- _Directions_:
The word "siRNA" occurs in some of the lines below; copy each of those lines.

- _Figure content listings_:
━━━━━━━━━━━━━━━━━━━━

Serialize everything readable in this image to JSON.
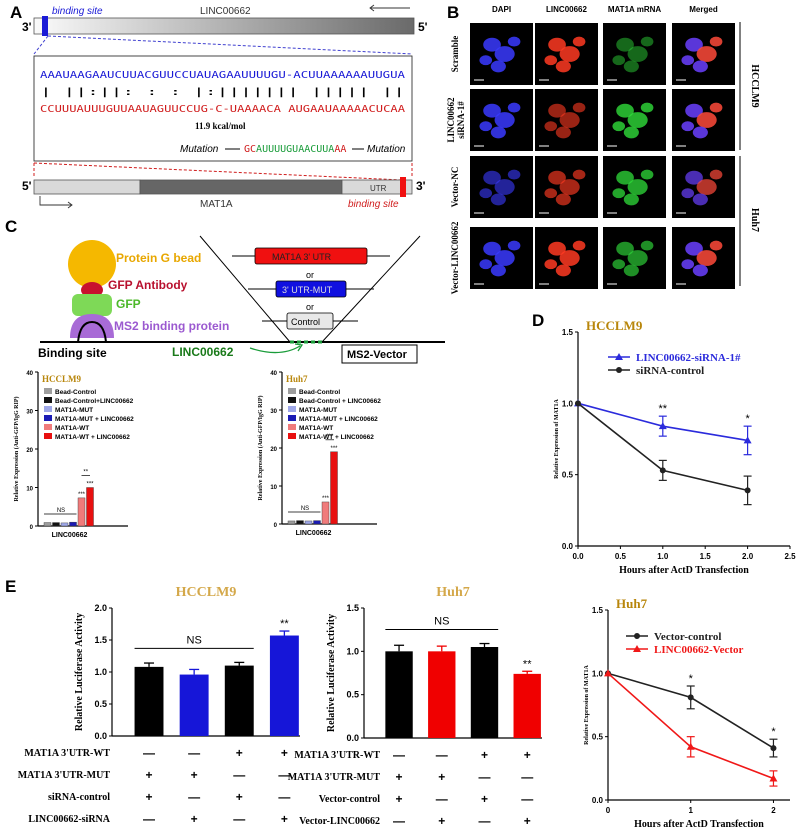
{
  "panel_letters": [
    "A",
    "B",
    "C",
    "D",
    "E"
  ],
  "panel_a": {
    "gene_top": "LINC00662",
    "strand_top_left": "3'",
    "strand_top_right": "5'",
    "binding_label_top": "binding site",
    "seq_top": "AAAUAAGAAUCUUACGUUCCUAUAGAAUUUUGU-ACUUAAAAAAUUGUA",
    "pairs": "| ||:||:   :    :  |:||||||| |||||      ||",
    "seq_bottom": "CCUUUAUUUGUUAAUAGUUCCUG-C-UAAAACA AUGAAUAAAAACUCAA",
    "energy": "11.9 kcal/mol",
    "mutation_label": "Mutation",
    "mutation_seq_parts": [
      {
        "t": "GC",
        "c": "#d01c1c"
      },
      {
        "t": "AUUUUGU",
        "c": "#1a9c3a"
      },
      {
        "t": "AACUUA",
        "c": "#1a9c3a"
      },
      {
        "t": "AA",
        "c": "#d01c1c"
      }
    ],
    "mutation_seq": "GCAUUUUGUAACUUAAA",
    "gene_bottom": "MAT1A",
    "utr_label": "UTR",
    "binding_label_bottom": "binding site",
    "strand_bottom_left": "5'",
    "strand_bottom_right": "3'"
  },
  "panel_b": {
    "columns": [
      "DAPI",
      "LINC00662",
      "MAT1A mRNA",
      "Merged"
    ],
    "rows": [
      "Scramble",
      "LINC00662 siRNA-1#",
      "Vector-NC",
      "Vector-LINC00662"
    ],
    "cell_lines": [
      "HCCLM9",
      "Huh7"
    ]
  },
  "panel_c": {
    "protein_g": "Protein G bead",
    "gfp_antibody": "GFP Antibody",
    "gfp": "GFP",
    "ms2_protein": "MS2 binding protein",
    "binding_site": "Binding site",
    "linc": "LINC00662",
    "vector": "MS2-Vector",
    "constructs": [
      "MAT1A 3' UTR",
      "3' UTR-MUT",
      "Control"
    ],
    "or": "or"
  },
  "chart_data": [
    {
      "id": "C-HCCLM9",
      "type": "bar",
      "title": "HCCLM9",
      "ylabel": "Relative Expression (Anti-GFP/IgG RIP)",
      "xlabel": "LINC00662",
      "ylim": [
        0,
        40
      ],
      "yticks": [
        0,
        10,
        20,
        30,
        40
      ],
      "series": [
        {
          "name": "Bead-Control",
          "value": 0.9,
          "color": "#9e9e9e"
        },
        {
          "name": "Bead-Control+LINC00662",
          "value": 0.9,
          "color": "#111111"
        },
        {
          "name": "MAT1A-MUT",
          "value": 0.8,
          "color": "#9fa8e8"
        },
        {
          "name": "MAT1A-MUT + LINC00662",
          "value": 1.0,
          "color": "#1a1ab4"
        },
        {
          "name": "MAT1A-WT",
          "value": 7.3,
          "color": "#f07b7b"
        },
        {
          "name": "MAT1A-WT + LINC00662",
          "value": 10.0,
          "color": "#e81010"
        }
      ],
      "annotations": [
        "NS",
        "***",
        "***",
        "**"
      ]
    },
    {
      "id": "C-Huh7",
      "type": "bar",
      "title": "Huh7",
      "ylabel": "Relative Expression (Anti-GFP/IgG RIP)",
      "xlabel": "LINC00662",
      "ylim": [
        0,
        40
      ],
      "yticks": [
        0,
        10,
        20,
        30,
        40
      ],
      "series": [
        {
          "name": "Bead-Control",
          "value": 0.8,
          "color": "#9e9e9e"
        },
        {
          "name": "Bead-Control + LINC00662",
          "value": 0.9,
          "color": "#111111"
        },
        {
          "name": "MAT1A-MUT",
          "value": 0.8,
          "color": "#9fa8e8"
        },
        {
          "name": "MAT1A-MUT + LINC00662",
          "value": 0.9,
          "color": "#1a1ab4"
        },
        {
          "name": "MAT1A-WT",
          "value": 5.8,
          "color": "#f07b7b"
        },
        {
          "name": "MAT1A-WT + LINC00662",
          "value": 19.0,
          "color": "#e81010"
        }
      ],
      "annotations": [
        "NS",
        "***",
        "***",
        "***"
      ]
    },
    {
      "id": "D-HCCLM9",
      "type": "line",
      "title": "HCCLM9",
      "ylabel": "Relative Expression of MAT1A",
      "xlabel": "Hours after ActD Transfection",
      "xlim": [
        0,
        2.5
      ],
      "ylim": [
        0,
        1.5
      ],
      "xticks": [
        0.0,
        0.5,
        1.0,
        1.5,
        2.0,
        2.5
      ],
      "yticks": [
        0.0,
        0.5,
        1.0,
        1.5
      ],
      "x": [
        0,
        1,
        2
      ],
      "series": [
        {
          "name": "LINC00662-siRNA-1#",
          "values": [
            1.0,
            0.84,
            0.74
          ],
          "err": [
            0,
            0.07,
            0.1
          ],
          "color": "#2b2bdc",
          "marker": "triangle"
        },
        {
          "name": "siRNA-control",
          "values": [
            1.0,
            0.53,
            0.39
          ],
          "err": [
            0,
            0.07,
            0.1
          ],
          "color": "#222222",
          "marker": "circle"
        }
      ],
      "annotations": [
        {
          "x": 1,
          "text": "**"
        },
        {
          "x": 2,
          "text": "*"
        }
      ]
    },
    {
      "id": "E-HCCLM9",
      "type": "bar",
      "title": "HCCLM9",
      "ylabel": "Relative Luciferase Activity",
      "ylim": [
        0,
        2.0
      ],
      "yticks": [
        0.0,
        0.5,
        1.0,
        1.5,
        2.0
      ],
      "values": [
        1.08,
        0.96,
        1.1,
        1.57
      ],
      "err": [
        0.06,
        0.08,
        0.05,
        0.07
      ],
      "colors": [
        "#000000",
        "#1616d8",
        "#000000",
        "#1616d8"
      ],
      "annotations": [
        "NS",
        "**"
      ],
      "row_labels": [
        "MAT1A 3'UTR-WT",
        "MAT1A 3'UTR-MUT",
        "siRNA-control",
        "LINC00662-siRNA"
      ],
      "row_signs": [
        [
          "—",
          "—",
          "+",
          "+"
        ],
        [
          "+",
          "+",
          "—",
          "—"
        ],
        [
          "+",
          "—",
          "+",
          "—"
        ],
        [
          "—",
          "+",
          "—",
          "+"
        ]
      ]
    },
    {
      "id": "E-Huh7",
      "type": "bar",
      "title": "Huh7",
      "ylabel": "Relative Luciferase Activity",
      "ylim": [
        0,
        1.5
      ],
      "yticks": [
        0.0,
        0.5,
        1.0,
        1.5
      ],
      "values": [
        1.0,
        1.0,
        1.05,
        0.74
      ],
      "err": [
        0.07,
        0.06,
        0.04,
        0.03
      ],
      "colors": [
        "#000000",
        "#f00000",
        "#000000",
        "#f00000"
      ],
      "annotations": [
        "NS",
        "**"
      ],
      "row_labels": [
        "MAT1A 3'UTR-WT",
        "MAT1A 3'UTR-MUT",
        "Vector-control",
        "Vector-LINC00662"
      ],
      "row_signs": [
        [
          "—",
          "—",
          "+",
          "+"
        ],
        [
          "+",
          "+",
          "—",
          "—"
        ],
        [
          "+",
          "—",
          "+",
          "—"
        ],
        [
          "—",
          "+",
          "—",
          "+"
        ]
      ]
    },
    {
      "id": "E-Huh7-line",
      "type": "line",
      "title": "Huh7",
      "ylabel": "Relative Expression of MAT1A",
      "xlabel": "Hours after ActD Transfection",
      "xlim": [
        0,
        2.2
      ],
      "ylim": [
        0,
        1.5
      ],
      "xticks": [
        0,
        1,
        2
      ],
      "yticks": [
        0.0,
        0.5,
        1.0,
        1.5
      ],
      "x": [
        0,
        1,
        2
      ],
      "series": [
        {
          "name": "Vector-control",
          "values": [
            1.0,
            0.81,
            0.41
          ],
          "err": [
            0,
            0.09,
            0.07
          ],
          "color": "#222222",
          "marker": "circle"
        },
        {
          "name": "LINC00662-Vector",
          "values": [
            1.0,
            0.42,
            0.17
          ],
          "err": [
            0,
            0.08,
            0.06
          ],
          "color": "#f01818",
          "marker": "triangle"
        }
      ],
      "annotations": [
        {
          "x": 1,
          "text": "*"
        },
        {
          "x": 2,
          "text": "*"
        }
      ]
    }
  ]
}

━━━━━━━━━━━━━━━━━━━━

- _Your response_:
      "LINC00662 siRNA-1#",
          "name": "LINC00662-siRNA-1#",
          "name": "siRNA-control",
        "siRNA-control",
        "LINC00662-siRNA"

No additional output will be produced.